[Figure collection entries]
** Start **
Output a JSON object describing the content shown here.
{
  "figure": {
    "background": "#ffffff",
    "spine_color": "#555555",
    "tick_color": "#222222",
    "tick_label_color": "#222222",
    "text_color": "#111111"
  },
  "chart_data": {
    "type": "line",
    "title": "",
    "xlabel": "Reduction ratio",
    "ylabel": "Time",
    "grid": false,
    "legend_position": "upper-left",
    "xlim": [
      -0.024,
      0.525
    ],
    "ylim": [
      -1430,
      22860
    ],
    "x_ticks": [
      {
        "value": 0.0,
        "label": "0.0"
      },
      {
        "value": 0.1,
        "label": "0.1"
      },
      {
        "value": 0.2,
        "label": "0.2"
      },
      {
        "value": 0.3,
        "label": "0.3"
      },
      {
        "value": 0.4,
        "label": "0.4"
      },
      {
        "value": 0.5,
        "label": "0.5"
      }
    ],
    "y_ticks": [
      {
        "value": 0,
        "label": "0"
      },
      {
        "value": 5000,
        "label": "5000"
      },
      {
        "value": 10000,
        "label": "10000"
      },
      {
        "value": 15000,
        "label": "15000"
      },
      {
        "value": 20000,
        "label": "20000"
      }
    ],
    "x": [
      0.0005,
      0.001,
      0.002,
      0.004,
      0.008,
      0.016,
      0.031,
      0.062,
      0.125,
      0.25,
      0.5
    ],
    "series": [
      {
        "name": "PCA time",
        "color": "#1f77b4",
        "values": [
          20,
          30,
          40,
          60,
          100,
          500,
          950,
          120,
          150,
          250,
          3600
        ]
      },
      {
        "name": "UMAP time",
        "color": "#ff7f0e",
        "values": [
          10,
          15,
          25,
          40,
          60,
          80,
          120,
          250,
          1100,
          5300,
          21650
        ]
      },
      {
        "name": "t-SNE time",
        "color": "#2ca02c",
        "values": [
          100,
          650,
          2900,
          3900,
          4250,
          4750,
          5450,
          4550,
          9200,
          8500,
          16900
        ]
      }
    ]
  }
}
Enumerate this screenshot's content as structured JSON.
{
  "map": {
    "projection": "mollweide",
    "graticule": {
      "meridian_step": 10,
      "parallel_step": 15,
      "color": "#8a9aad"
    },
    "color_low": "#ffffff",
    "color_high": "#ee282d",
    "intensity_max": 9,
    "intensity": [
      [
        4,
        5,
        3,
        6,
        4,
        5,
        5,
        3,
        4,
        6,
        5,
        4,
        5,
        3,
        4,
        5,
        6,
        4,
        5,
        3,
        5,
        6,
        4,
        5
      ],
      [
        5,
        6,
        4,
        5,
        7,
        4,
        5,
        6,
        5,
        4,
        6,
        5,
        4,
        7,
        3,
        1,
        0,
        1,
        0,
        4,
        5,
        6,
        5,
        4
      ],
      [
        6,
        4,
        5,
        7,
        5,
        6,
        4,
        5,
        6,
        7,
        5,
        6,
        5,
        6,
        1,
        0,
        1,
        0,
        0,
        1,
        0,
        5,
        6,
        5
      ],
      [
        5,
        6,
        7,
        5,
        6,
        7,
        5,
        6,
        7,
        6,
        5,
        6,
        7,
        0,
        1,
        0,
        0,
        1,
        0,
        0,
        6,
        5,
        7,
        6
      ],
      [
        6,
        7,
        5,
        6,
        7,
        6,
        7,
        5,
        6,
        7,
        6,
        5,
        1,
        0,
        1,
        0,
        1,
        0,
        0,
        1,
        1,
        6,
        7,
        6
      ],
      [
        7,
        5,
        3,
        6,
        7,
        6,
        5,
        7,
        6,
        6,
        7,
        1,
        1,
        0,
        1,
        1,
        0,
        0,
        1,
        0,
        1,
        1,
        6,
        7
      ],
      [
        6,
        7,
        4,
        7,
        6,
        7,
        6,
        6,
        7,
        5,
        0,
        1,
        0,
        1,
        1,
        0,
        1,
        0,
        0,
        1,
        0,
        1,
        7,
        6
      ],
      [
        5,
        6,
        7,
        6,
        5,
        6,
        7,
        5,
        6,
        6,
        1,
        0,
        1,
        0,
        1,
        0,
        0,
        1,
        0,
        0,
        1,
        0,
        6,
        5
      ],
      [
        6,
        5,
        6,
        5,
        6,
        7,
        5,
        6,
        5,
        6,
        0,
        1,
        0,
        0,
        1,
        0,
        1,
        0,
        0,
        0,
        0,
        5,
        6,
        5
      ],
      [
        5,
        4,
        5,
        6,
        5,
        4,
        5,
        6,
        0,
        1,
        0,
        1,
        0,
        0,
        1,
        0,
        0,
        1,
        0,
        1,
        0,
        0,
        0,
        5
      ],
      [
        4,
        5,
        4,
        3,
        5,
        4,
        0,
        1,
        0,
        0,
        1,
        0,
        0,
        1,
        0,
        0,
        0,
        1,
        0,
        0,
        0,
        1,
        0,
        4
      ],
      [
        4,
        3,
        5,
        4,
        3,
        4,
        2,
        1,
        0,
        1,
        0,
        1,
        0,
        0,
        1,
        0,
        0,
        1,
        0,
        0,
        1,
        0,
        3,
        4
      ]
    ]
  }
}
** End **
**WRITTEN EXERCISE**
Extract the complete listing above, reproducing each line exactly.

**WORKED ANSWER**
Output a JSON object describing the content shown here.
{
  "figure": {
    "background": "#ffffff",
    "spine_color": "#555555",
    "tick_color": "#222222",
    "tick_label_color": "#222222",
    "text_color": "#111111"
  },
  "chart_data": {
    "type": "line",
    "title": "",
    "xlabel": "Reduction ratio",
    "ylabel": "Time",
    "grid": false,
    "legend_position": "upper-left",
    "xlim": [
      -0.024,
      0.525
    ],
    "ylim": [
      -1430,
      22860
    ],
    "x_ticks": [
      {
        "value": 0.0,
        "label": "0.0"
      },
      {
        "value": 0.1,
        "label": "0.1"
      },
      {
        "value": 0.2,
        "label": "0.2"
      },
      {
        "value": 0.3,
        "label": "0.3"
      },
      {
        "value": 0.4,
        "label": "0.4"
      },
      {
        "value": 0.5,
        "label": "0.5"
      }
    ],
    "y_ticks": [
      {
        "value": 0,
        "label": "0"
      },
      {
        "value": 5000,
        "label": "5000"
      },
      {
        "value": 10000,
        "label": "10000"
      },
      {
        "value": 15000,
        "label": "15000"
      },
      {
        "value": 20000,
        "label": "20000"
      }
    ],
    "x": [
      0.0005,
      0.001,
      0.002,
      0.004,
      0.008,
      0.016,
      0.031,
      0.062,
      0.125,
      0.25,
      0.5
    ],
    "series": [
      {
        "name": "PCA time",
        "color": "#1f77b4",
        "values": [
          20,
          30,
          40,
          60,
          100,
          500,
          950,
          120,
          150,
          250,
          3600
        ]
      },
      {
        "name": "UMAP time",
        "color": "#ff7f0e",
        "values": [
          10,
          15,
          25,
          40,
          60,
          80,
          120,
          250,
          1100,
          5300,
          21650
        ]
      },
      {
        "name": "t-SNE time",
        "color": "#2ca02c",
        "values": [
          100,
          650,
          2900,
          3900,
          4250,
          4750,
          5450,
          4550,
          9200,
          8500,
          16900
        ]
      }
    ]
  }
}
Enumerate this screenshot's content as structured JSON.
{
  "map": {
    "projection": "mollweide",
    "graticule": {
      "meridian_step": 10,
      "parallel_step": 15,
      "color": "#8a9aad"
    },
    "color_low": "#ffffff",
    "color_high": "#ee282d",
    "intensity_max": 9,
    "intensity": [
      [
        4,
        5,
        3,
        6,
        4,
        5,
        5,
        3,
        4,
        6,
        5,
        4,
        5,
        3,
        4,
        5,
        6,
        4,
        5,
        3,
        5,
        6,
        4,
        5
      ],
      [
        5,
        6,
        4,
        5,
        7,
        4,
        5,
        6,
        5,
        4,
        6,
        5,
        4,
        7,
        3,
        1,
        0,
        1,
        0,
        4,
        5,
        6,
        5,
        4
      ],
      [
        6,
        4,
        5,
        7,
        5,
        6,
        4,
        5,
        6,
        7,
        5,
        6,
        5,
        6,
        1,
        0,
        1,
        0,
        0,
        1,
        0,
        5,
        6,
        5
      ],
      [
        5,
        6,
        7,
        5,
        6,
        7,
        5,
        6,
        7,
        6,
        5,
        6,
        7,
        0,
        1,
        0,
        0,
        1,
        0,
        0,
        6,
        5,
        7,
        6
      ],
      [
        6,
        7,
        5,
        6,
        7,
        6,
        7,
        5,
        6,
        7,
        6,
        5,
        1,
        0,
        1,
        0,
        1,
        0,
        0,
        1,
        1,
        6,
        7,
        6
      ],
      [
        7,
        5,
        3,
        6,
        7,
        6,
        5,
        7,
        6,
        6,
        7,
        1,
        1,
        0,
        1,
        1,
        0,
        0,
        1,
        0,
        1,
        1,
        6,
        7
      ],
      [
        6,
        7,
        4,
        7,
        6,
        7,
        6,
        6,
        7,
        5,
        0,
        1,
        0,
        1,
        1,
        0,
        1,
        0,
        0,
        1,
        0,
        1,
        7,
        6
      ],
      [
        5,
        6,
        7,
        6,
        5,
        6,
        7,
        5,
        6,
        6,
        1,
        0,
        1,
        0,
        1,
        0,
        0,
        1,
        0,
        0,
        1,
        0,
        6,
        5
      ],
      [
        6,
        5,
        6,
        5,
        6,
        7,
        5,
        6,
        5,
        6,
        0,
        1,
        0,
        0,
        1,
        0,
        1,
        0,
        0,
        0,
        0,
        5,
        6,
        5
      ],
      [
        5,
        4,
        5,
        6,
        5,
        4,
        5,
        6,
        0,
        1,
        0,
        1,
        0,
        0,
        1,
        0,
        0,
        1,
        0,
        1,
        0,
        0,
        0,
        5
      ],
      [
        4,
        5,
        4,
        3,
        5,
        4,
        0,
        1,
        0,
        0,
        1,
        0,
        0,
        1,
        0,
        0,
        0,
        1,
        0,
        0,
        0,
        1,
        0,
        4
      ],
      [
        4,
        3,
        5,
        4,
        3,
        4,
        2,
        1,
        0,
        1,
        0,
        1,
        0,
        0,
        1,
        0,
        0,
        1,
        0,
        0,
        1,
        0,
        3,
        4
      ]
    ]
  }
}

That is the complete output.